INSTRUCTIONS TO FOLLOW: Copy the records word for word, starting at their first line and ending at the line that contains "power-cell bbox=[279, 191, 281, 194]", with both of those lines included.

EXERCISE MATERIAL:
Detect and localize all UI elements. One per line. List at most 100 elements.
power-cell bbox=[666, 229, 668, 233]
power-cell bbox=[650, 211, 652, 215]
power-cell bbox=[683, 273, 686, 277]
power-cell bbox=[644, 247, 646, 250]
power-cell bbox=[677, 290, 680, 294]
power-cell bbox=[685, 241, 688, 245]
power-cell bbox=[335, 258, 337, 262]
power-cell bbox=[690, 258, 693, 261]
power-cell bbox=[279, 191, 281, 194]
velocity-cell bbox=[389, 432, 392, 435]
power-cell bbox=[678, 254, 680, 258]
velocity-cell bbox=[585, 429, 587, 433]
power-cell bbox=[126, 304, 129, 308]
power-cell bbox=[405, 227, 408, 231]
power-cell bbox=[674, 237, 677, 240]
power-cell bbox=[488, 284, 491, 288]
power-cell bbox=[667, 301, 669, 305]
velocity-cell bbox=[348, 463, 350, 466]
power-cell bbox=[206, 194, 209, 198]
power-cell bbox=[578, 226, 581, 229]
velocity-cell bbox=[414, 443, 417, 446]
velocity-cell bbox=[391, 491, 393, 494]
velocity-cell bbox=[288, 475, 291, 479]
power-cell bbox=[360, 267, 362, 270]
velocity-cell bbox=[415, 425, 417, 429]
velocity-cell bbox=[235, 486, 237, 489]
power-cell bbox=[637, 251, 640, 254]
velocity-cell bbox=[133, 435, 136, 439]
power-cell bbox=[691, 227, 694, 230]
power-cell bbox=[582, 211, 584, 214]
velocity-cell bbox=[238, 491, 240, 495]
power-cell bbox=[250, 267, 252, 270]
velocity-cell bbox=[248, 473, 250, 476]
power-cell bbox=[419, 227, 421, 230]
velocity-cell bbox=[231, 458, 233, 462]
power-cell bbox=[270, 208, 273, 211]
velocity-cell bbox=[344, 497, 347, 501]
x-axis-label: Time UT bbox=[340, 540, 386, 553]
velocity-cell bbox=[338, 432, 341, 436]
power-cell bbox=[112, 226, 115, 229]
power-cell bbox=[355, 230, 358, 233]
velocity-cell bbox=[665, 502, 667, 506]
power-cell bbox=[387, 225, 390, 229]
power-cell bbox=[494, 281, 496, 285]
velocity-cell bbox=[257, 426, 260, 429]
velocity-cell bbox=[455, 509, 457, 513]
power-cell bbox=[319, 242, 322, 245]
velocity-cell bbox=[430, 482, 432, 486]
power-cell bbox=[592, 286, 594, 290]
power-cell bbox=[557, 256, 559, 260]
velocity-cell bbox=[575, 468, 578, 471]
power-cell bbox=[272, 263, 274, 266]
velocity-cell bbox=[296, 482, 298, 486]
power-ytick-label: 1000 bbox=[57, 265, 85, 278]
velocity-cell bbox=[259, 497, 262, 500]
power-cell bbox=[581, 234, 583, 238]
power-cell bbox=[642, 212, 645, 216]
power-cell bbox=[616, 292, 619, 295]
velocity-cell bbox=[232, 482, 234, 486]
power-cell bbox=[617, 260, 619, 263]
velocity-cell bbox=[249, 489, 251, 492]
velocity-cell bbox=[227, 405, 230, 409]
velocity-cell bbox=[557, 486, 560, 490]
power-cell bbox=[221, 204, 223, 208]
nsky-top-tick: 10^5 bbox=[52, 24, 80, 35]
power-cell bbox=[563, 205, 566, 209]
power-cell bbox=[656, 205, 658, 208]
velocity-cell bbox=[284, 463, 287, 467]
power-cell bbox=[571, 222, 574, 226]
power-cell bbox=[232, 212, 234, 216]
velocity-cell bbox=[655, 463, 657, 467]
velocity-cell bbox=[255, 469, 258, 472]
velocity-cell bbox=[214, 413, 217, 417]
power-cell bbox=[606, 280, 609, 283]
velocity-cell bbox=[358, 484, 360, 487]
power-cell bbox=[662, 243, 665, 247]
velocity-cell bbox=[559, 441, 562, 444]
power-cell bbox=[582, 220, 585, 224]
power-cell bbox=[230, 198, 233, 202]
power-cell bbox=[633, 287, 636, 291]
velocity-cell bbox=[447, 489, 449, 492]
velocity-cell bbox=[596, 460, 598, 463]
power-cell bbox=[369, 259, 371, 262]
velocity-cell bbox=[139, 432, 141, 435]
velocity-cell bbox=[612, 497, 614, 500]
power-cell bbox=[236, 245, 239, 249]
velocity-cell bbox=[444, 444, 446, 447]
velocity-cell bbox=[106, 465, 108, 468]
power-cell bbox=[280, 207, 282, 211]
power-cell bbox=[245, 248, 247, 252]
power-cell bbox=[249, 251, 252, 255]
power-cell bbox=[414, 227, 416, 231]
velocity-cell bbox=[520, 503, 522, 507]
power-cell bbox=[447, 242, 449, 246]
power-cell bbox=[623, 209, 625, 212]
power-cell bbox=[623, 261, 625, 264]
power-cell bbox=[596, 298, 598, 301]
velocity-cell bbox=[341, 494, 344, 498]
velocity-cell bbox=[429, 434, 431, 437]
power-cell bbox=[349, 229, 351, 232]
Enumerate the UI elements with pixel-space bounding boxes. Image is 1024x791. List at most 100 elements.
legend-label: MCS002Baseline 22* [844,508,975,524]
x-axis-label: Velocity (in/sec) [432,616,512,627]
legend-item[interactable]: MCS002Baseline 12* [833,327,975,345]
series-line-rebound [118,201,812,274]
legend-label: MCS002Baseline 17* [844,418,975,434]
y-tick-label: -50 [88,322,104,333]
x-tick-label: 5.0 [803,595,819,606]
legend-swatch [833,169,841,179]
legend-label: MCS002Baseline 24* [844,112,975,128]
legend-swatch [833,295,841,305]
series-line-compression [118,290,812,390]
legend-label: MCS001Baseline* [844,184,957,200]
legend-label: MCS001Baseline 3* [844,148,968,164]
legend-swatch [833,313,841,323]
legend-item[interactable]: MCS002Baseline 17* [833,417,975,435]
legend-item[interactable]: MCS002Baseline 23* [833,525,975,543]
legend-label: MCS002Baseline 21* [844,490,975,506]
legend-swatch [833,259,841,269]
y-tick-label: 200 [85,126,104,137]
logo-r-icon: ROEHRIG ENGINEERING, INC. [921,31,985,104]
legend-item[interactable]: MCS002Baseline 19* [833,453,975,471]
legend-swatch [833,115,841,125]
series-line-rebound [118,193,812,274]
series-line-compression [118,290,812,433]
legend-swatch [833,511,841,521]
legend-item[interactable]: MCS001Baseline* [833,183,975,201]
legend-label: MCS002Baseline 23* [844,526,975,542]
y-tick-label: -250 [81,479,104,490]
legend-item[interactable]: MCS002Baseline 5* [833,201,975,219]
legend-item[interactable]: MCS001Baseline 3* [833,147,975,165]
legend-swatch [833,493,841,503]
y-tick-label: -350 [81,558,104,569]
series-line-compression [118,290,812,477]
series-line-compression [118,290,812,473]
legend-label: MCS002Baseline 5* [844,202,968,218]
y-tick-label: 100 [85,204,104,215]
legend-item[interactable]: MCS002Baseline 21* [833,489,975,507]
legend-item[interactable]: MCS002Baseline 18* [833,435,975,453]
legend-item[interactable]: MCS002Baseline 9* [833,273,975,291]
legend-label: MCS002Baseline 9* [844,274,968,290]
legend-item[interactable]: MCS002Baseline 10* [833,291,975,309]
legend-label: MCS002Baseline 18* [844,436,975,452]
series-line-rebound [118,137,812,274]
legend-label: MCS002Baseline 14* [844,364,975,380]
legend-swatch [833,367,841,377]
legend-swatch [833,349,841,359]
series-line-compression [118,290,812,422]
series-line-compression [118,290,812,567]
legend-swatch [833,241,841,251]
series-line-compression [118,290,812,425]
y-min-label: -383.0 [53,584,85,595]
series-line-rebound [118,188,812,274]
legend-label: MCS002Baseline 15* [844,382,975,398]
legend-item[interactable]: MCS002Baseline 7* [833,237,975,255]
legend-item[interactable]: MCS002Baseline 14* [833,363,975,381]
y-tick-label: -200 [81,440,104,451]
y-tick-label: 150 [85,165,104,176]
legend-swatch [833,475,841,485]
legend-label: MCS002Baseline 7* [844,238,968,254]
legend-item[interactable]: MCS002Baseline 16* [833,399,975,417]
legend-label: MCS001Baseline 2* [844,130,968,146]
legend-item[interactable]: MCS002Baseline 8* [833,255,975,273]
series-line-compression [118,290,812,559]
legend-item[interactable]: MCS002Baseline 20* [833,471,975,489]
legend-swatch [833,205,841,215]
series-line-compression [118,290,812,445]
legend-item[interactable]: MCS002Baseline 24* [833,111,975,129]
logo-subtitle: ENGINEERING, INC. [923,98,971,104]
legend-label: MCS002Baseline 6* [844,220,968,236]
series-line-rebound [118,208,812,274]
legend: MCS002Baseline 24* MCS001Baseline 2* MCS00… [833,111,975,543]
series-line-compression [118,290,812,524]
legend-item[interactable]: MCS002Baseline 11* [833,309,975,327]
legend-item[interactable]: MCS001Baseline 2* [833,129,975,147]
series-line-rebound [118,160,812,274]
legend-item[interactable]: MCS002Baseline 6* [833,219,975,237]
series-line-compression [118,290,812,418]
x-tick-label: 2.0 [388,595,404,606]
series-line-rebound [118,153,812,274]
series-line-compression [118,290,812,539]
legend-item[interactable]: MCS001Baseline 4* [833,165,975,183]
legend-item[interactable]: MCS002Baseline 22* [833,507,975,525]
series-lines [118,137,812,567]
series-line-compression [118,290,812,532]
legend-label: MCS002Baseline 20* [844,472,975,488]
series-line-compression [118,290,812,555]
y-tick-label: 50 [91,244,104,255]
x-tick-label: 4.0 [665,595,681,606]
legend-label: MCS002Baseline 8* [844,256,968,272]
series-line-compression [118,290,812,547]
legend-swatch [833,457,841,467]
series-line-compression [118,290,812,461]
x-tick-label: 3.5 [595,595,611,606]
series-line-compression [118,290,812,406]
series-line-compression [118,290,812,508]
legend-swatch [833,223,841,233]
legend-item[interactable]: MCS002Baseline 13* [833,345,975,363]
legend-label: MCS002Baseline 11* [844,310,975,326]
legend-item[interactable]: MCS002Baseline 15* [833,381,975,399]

EXPECTED ANSWER:
Detect and localize all UI elements. One per line. List at most 100 elements.
power-cell bbox=[666, 229, 668, 233]
power-cell bbox=[650, 211, 652, 215]
power-cell bbox=[683, 273, 686, 277]
power-cell bbox=[644, 247, 646, 250]
power-cell bbox=[677, 290, 680, 294]
power-cell bbox=[685, 241, 688, 245]
power-cell bbox=[335, 258, 337, 262]
power-cell bbox=[690, 258, 693, 261]
power-cell bbox=[279, 191, 281, 194]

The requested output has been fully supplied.